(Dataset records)

▬▬▬▬▬▬

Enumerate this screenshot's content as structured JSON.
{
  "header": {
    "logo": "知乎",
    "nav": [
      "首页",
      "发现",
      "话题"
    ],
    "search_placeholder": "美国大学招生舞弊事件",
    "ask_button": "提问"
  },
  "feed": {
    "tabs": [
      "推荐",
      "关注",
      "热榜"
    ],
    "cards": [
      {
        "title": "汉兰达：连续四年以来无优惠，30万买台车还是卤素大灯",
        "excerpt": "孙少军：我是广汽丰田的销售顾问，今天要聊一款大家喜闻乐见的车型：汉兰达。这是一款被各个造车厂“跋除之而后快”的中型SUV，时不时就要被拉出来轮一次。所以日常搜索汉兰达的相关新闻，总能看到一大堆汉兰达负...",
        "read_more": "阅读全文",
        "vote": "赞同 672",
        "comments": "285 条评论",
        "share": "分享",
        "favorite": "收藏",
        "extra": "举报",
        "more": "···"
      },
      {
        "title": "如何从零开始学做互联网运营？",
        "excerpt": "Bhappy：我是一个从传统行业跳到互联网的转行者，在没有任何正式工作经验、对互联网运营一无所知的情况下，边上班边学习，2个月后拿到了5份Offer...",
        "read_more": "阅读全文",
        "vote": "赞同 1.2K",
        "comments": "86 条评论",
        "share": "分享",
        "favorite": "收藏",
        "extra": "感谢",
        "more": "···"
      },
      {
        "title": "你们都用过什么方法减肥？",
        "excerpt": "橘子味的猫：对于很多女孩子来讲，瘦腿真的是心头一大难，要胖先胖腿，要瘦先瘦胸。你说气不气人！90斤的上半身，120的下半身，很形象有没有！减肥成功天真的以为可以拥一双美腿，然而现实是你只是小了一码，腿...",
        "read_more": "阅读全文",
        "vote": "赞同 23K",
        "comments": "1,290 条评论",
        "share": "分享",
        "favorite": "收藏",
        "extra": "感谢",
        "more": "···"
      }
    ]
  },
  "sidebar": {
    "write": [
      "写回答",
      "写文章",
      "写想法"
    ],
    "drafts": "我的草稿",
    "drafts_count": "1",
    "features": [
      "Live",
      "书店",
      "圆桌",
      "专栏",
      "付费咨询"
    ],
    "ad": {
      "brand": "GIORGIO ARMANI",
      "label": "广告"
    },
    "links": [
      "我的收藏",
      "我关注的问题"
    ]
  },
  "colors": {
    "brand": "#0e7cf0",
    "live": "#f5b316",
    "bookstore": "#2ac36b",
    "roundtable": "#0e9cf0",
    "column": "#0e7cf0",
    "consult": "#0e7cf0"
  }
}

▬▬▬▬▬▬

### Stated goal
Extract the full listing above without altering anything.

### Result of this task
Enumerate this screenshot's content as structured JSON.
{
  "header": {
    "logo": "知乎",
    "nav": [
      "首页",
      "发现",
      "话题"
    ],
    "search_placeholder": "美国大学招生舞弊事件",
    "ask_button": "提问"
  },
  "feed": {
    "tabs": [
      "推荐",
      "关注",
      "热榜"
    ],
    "cards": [
      {
        "title": "汉兰达：连续四年以来无优惠，30万买台车还是卤素大灯",
        "excerpt": "孙少军：我是广汽丰田的销售顾问，今天要聊一款大家喜闻乐见的车型：汉兰达。这是一款被各个造车厂“跋除之而后快”的中型SUV，时不时就要被拉出来轮一次。所以日常搜索汉兰达的相关新闻，总能看到一大堆汉兰达负...",
        "read_more": "阅读全文",
        "vote": "赞同 672",
        "comments": "285 条评论",
        "share": "分享",
        "favorite": "收藏",
        "extra": "举报",
        "more": "···"
      },
      {
        "title": "如何从零开始学做互联网运营？",
        "excerpt": "Bhappy：我是一个从传统行业跳到互联网的转行者，在没有任何正式工作经验、对互联网运营一无所知的情况下，边上班边学习，2个月后拿到了5份Offer...",
        "read_more": "阅读全文",
        "vote": "赞同 1.2K",
        "comments": "86 条评论",
        "share": "分享",
        "favorite": "收藏",
        "extra": "感谢",
        "more": "···"
      },
      {
        "title": "你们都用过什么方法减肥？",
        "excerpt": "橘子味的猫：对于很多女孩子来讲，瘦腿真的是心头一大难，要胖先胖腿，要瘦先瘦胸。你说气不气人！90斤的上半身，120的下半身，很形象有没有！减肥成功天真的以为可以拥一双美腿，然而现实是你只是小了一码，腿...",
        "read_more": "阅读全文",
        "vote": "赞同 23K",
        "comments": "1,290 条评论",
        "share": "分享",
        "favorite": "收藏",
        "extra": "感谢",
        "more": "···"
      }
    ]
  },
  "sidebar": {
    "write": [
      "写回答",
      "写文章",
      "写想法"
    ],
    "drafts": "我的草稿",
    "drafts_count": "1",
    "features": [
      "Live",
      "书店",
      "圆桌",
      "专栏",
      "付费咨询"
    ],
    "ad": {
      "brand": "GIORGIO ARMANI",
      "label": "广告"
    },
    "links": [
      "我的收藏",
      "我关注的问题"
    ]
  },
  "colors": {
    "brand": "#0e7cf0",
    "live": "#f5b316",
    "bookstore": "#2ac36b",
    "roundtable": "#0e9cf0",
    "column": "#0e7cf0",
    "consult": "#0e7cf0"
  }
}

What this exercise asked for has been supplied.